Exercise details: Give every line of the data again, unchanged, but with no pictures.
___ Material ___
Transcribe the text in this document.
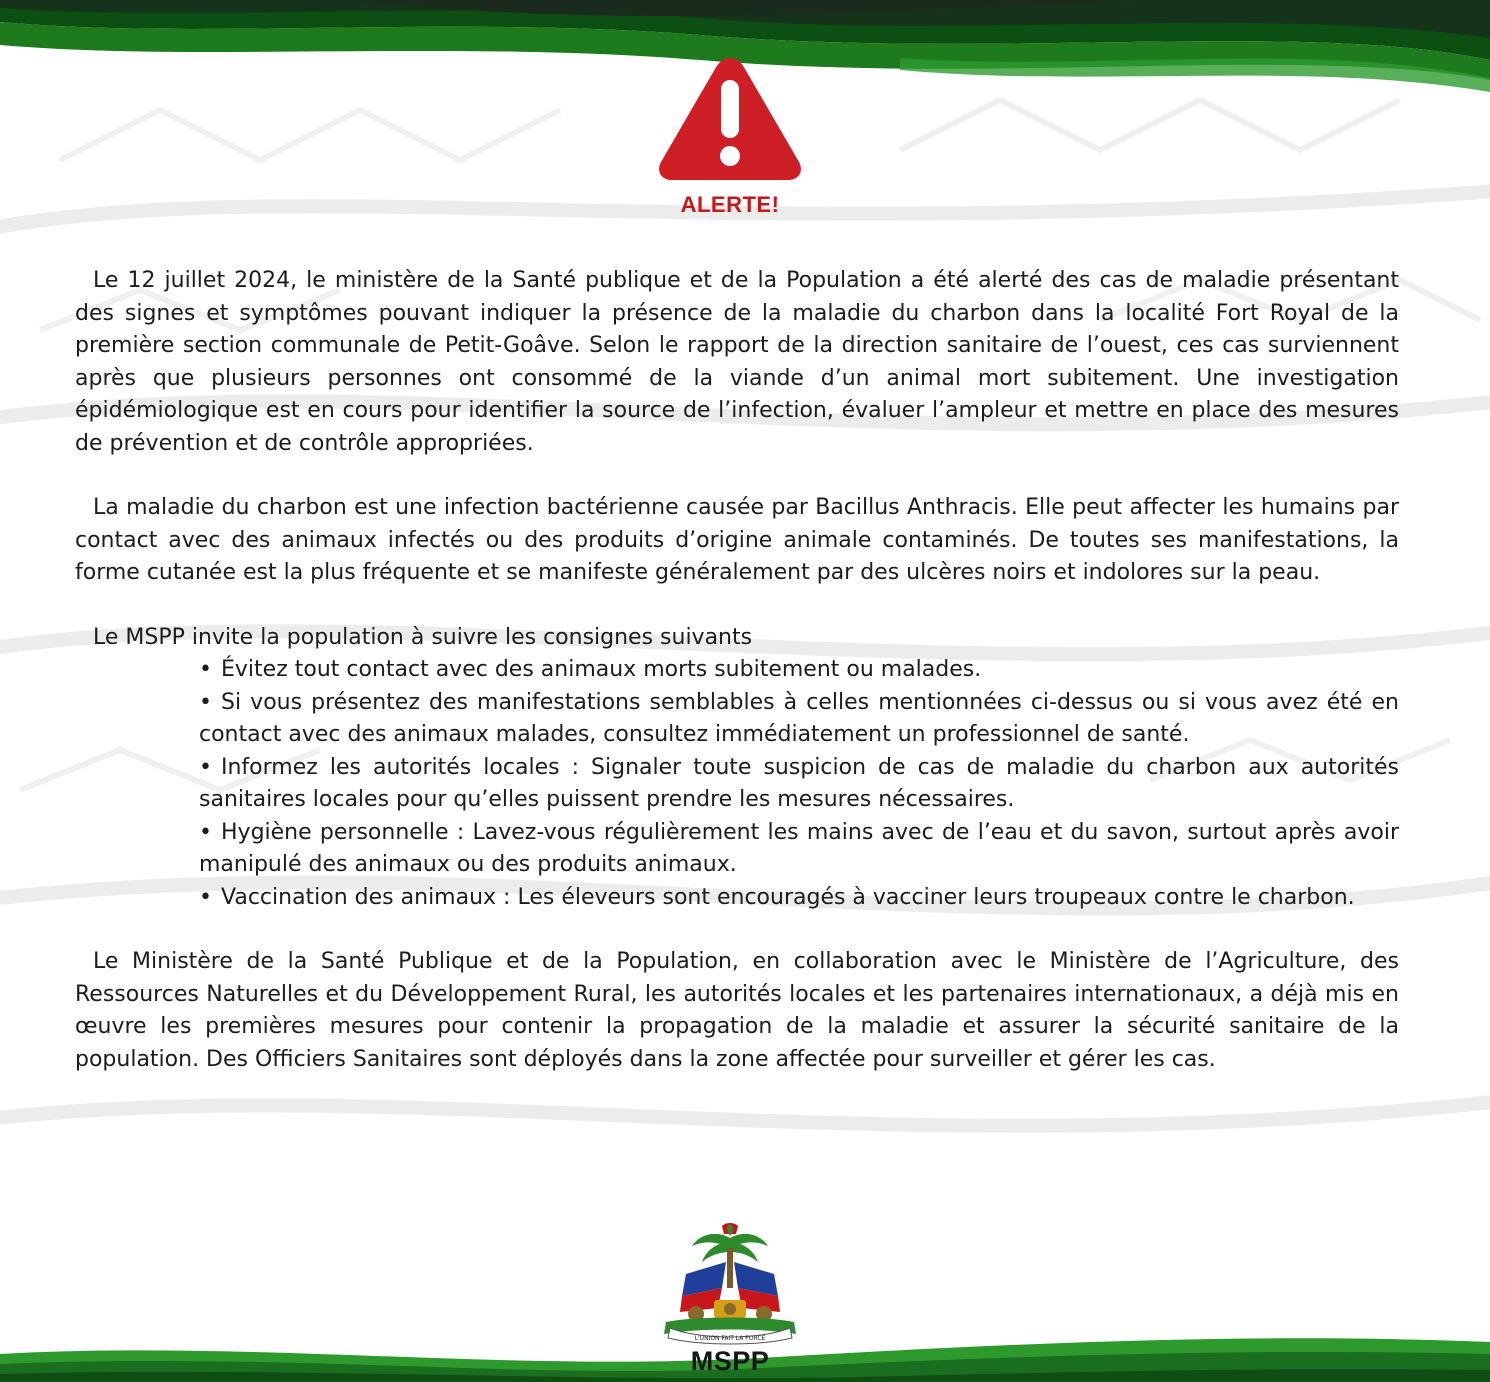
ALERTE!

Le 12 juillet 2024, le ministère de la Santé publique et de la Population a été alerté des cas de maladie présentant des signes et symptômes pouvant indiquer la présence de la maladie du charbon dans la localité Fort Royal de la première section communale de Petit-Goâve. Selon le rapport de la direction sanitaire de l’ouest, ces cas surviennent après que plusieurs personnes ont consommé de la viande d’un animal mort subitement. Une investigation épidémiologique est en cours pour identifier la source de l’infection, évaluer l’ampleur et mettre en place des mesures de prévention et de contrôle appropriées.

La maladie du charbon est une infection bactérienne causée par Bacillus Anthracis. Elle peut affecter les humains par contact avec des animaux infectés ou des produits d’origine animale contaminés. De toutes ses manifestations, la forme cutanée est la plus fréquente et se manifeste généralement par des ulcères noirs et indolores sur la peau.

Le MSPP invite la population à suivre les consignes suivants

• Évitez tout contact avec des animaux morts subitement ou malades.
• Si vous présentez des manifestations semblables à celles mentionnées ci-dessus ou si vous avez été en contact avec des animaux malades, consultez immédiatement un professionnel de santé.
• Informez les autorités locales : Signaler toute suspicion de cas de maladie du charbon aux autorités sanitaires locales pour qu’elles puissent prendre les mesures nécessaires.
• Hygiène personnelle : Lavez-vous régulièrement les mains avec de l’eau et du savon, surtout après avoir manipulé des animaux ou des produits animaux.
• Vaccination des animaux : Les éleveurs sont encouragés à vacciner leurs troupeaux contre le charbon.

Le Ministère de la Santé Publique et de la Population, en collaboration avec le Ministère de l’Agriculture, des Ressources Naturelles et du Développement Rural, les autorités locales et les partenaires internationaux, a déjà mis en œuvre les premières mesures pour contenir la propagation de la maladie et assurer la sécurité sanitaire de la population. Des Officiers Sanitaires sont déployés dans la zone affectée pour surveiller et gérer les cas.

L'UNION FAIT LA FORCE
MSPP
___
Solution to the problem:
Transcribe the text in this document.
ALERTE!

Le 12 juillet 2024, le ministère de la Santé publique et de la Population a été alerté des cas de maladie présentant des signes et symptômes pouvant indiquer la présence de la maladie du charbon dans la localité Fort Royal de la première section communale de Petit-Goâve. Selon le rapport de la direction sanitaire de l’ouest, ces cas surviennent après que plusieurs personnes ont consommé de la viande d’un animal mort subitement. Une investigation épidémiologique est en cours pour identifier la source de l’infection, évaluer l’ampleur et mettre en place des mesures de prévention et de contrôle appropriées.

La maladie du charbon est une infection bactérienne causée par Bacillus Anthracis. Elle peut affecter les humains par contact avec des animaux infectés ou des produits d’origine animale contaminés. De toutes ses manifestations, la forme cutanée est la plus fréquente et se manifeste généralement par des ulcères noirs et indolores sur la peau.

Le MSPP invite la population à suivre les consignes suivants

• Évitez tout contact avec des animaux morts subitement ou malades.
• Si vous présentez des manifestations semblables à celles mentionnées ci-dessus ou si vous avez été en contact avec des animaux malades, consultez immédiatement un professionnel de santé.
• Informez les autorités locales : Signaler toute suspicion de cas de maladie du charbon aux autorités sanitaires locales pour qu’elles puissent prendre les mesures nécessaires.
• Hygiène personnelle : Lavez-vous régulièrement les mains avec de l’eau et du savon, surtout après avoir manipulé des animaux ou des produits animaux.
• Vaccination des animaux : Les éleveurs sont encouragés à vacciner leurs troupeaux contre le charbon.

Le Ministère de la Santé Publique et de la Population, en collaboration avec le Ministère de l’Agriculture, des Ressources Naturelles et du Développement Rural, les autorités locales et les partenaires internationaux, a déjà mis en œuvre les premières mesures pour contenir la propagation de la maladie et assurer la sécurité sanitaire de la population. Des Officiers Sanitaires sont déployés dans la zone affectée pour surveiller et gérer les cas.

L'UNION FAIT LA FORCE
MSPP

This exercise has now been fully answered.